╭──

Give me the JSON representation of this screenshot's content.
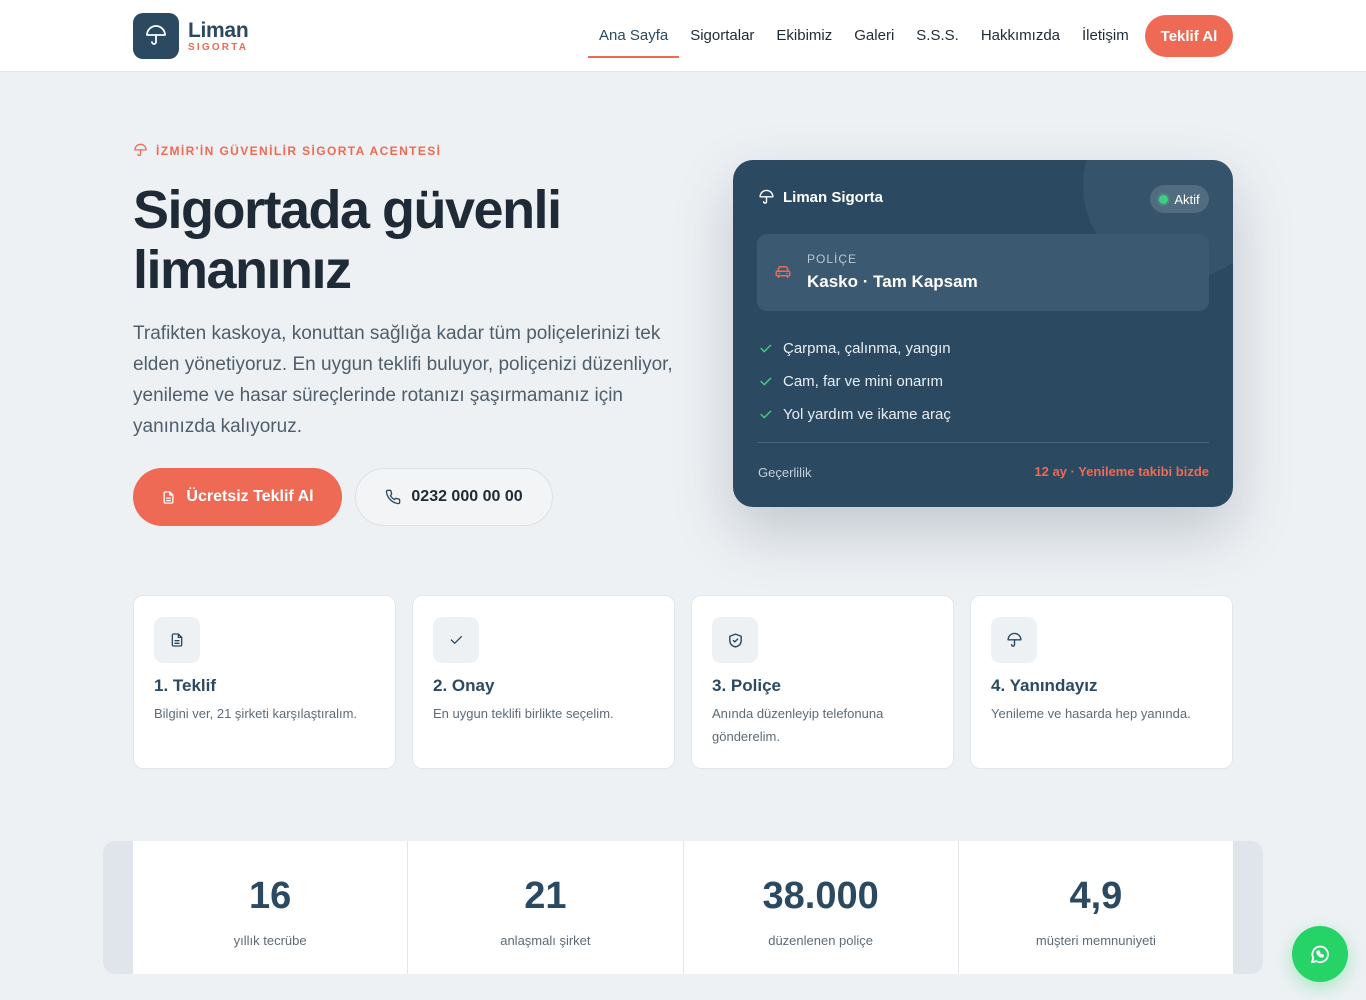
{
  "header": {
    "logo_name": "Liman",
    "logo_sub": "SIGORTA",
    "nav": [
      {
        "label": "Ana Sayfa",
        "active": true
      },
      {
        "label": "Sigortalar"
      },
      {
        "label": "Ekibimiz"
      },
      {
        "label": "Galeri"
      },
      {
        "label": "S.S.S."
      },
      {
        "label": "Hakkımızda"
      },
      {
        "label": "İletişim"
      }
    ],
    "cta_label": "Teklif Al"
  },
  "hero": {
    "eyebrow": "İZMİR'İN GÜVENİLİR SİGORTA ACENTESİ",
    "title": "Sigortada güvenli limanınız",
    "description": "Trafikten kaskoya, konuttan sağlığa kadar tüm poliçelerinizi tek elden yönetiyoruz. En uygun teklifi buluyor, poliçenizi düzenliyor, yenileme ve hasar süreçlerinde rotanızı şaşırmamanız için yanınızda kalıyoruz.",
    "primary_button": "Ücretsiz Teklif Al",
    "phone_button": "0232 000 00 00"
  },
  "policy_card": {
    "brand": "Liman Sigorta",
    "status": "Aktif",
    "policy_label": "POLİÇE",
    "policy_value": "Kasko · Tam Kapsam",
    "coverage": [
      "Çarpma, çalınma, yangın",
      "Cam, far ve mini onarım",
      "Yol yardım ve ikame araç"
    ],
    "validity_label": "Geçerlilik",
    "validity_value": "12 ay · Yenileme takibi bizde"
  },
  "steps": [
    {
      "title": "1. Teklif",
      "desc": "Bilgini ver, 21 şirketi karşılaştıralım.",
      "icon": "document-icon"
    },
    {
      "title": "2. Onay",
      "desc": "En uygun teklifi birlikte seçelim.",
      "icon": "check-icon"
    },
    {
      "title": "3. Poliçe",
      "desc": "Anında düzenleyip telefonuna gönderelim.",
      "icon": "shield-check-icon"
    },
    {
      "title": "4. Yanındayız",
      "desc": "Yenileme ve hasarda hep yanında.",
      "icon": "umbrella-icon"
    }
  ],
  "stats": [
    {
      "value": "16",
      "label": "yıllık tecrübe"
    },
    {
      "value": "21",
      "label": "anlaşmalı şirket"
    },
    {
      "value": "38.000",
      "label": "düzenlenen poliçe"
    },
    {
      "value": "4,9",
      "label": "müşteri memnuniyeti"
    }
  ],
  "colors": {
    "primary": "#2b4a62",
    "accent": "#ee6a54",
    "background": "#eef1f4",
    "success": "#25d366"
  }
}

╰──

→ Exercise
Quote the entries above word for word. Leave the images out.

→ Answer to this task
Give me the JSON representation of this screenshot's content.
{
  "header": {
    "logo_name": "Liman",
    "logo_sub": "SIGORTA",
    "nav": [
      {
        "label": "Ana Sayfa",
        "active": true
      },
      {
        "label": "Sigortalar"
      },
      {
        "label": "Ekibimiz"
      },
      {
        "label": "Galeri"
      },
      {
        "label": "S.S.S."
      },
      {
        "label": "Hakkımızda"
      },
      {
        "label": "İletişim"
      }
    ],
    "cta_label": "Teklif Al"
  },
  "hero": {
    "eyebrow": "İZMİR'İN GÜVENİLİR SİGORTA ACENTESİ",
    "title": "Sigortada güvenli limanınız",
    "description": "Trafikten kaskoya, konuttan sağlığa kadar tüm poliçelerinizi tek elden yönetiyoruz. En uygun teklifi buluyor, poliçenizi düzenliyor, yenileme ve hasar süreçlerinde rotanızı şaşırmamanız için yanınızda kalıyoruz.",
    "primary_button": "Ücretsiz Teklif Al",
    "phone_button": "0232 000 00 00"
  },
  "policy_card": {
    "brand": "Liman Sigorta",
    "status": "Aktif",
    "policy_label": "POLİÇE",
    "policy_value": "Kasko · Tam Kapsam",
    "coverage": [
      "Çarpma, çalınma, yangın",
      "Cam, far ve mini onarım",
      "Yol yardım ve ikame araç"
    ],
    "validity_label": "Geçerlilik",
    "validity_value": "12 ay · Yenileme takibi bizde"
  },
  "steps": [
    {
      "title": "1. Teklif",
      "desc": "Bilgini ver, 21 şirketi karşılaştıralım.",
      "icon": "document-icon"
    },
    {
      "title": "2. Onay",
      "desc": "En uygun teklifi birlikte seçelim.",
      "icon": "check-icon"
    },
    {
      "title": "3. Poliçe",
      "desc": "Anında düzenleyip telefonuna gönderelim.",
      "icon": "shield-check-icon"
    },
    {
      "title": "4. Yanındayız",
      "desc": "Yenileme ve hasarda hep yanında.",
      "icon": "umbrella-icon"
    }
  ],
  "stats": [
    {
      "value": "16",
      "label": "yıllık tecrübe"
    },
    {
      "value": "21",
      "label": "anlaşmalı şirket"
    },
    {
      "value": "38.000",
      "label": "düzenlenen poliçe"
    },
    {
      "value": "4,9",
      "label": "müşteri memnuniyeti"
    }
  ],
  "colors": {
    "primary": "#2b4a62",
    "accent": "#ee6a54",
    "background": "#eef1f4",
    "success": "#25d366"
  }
}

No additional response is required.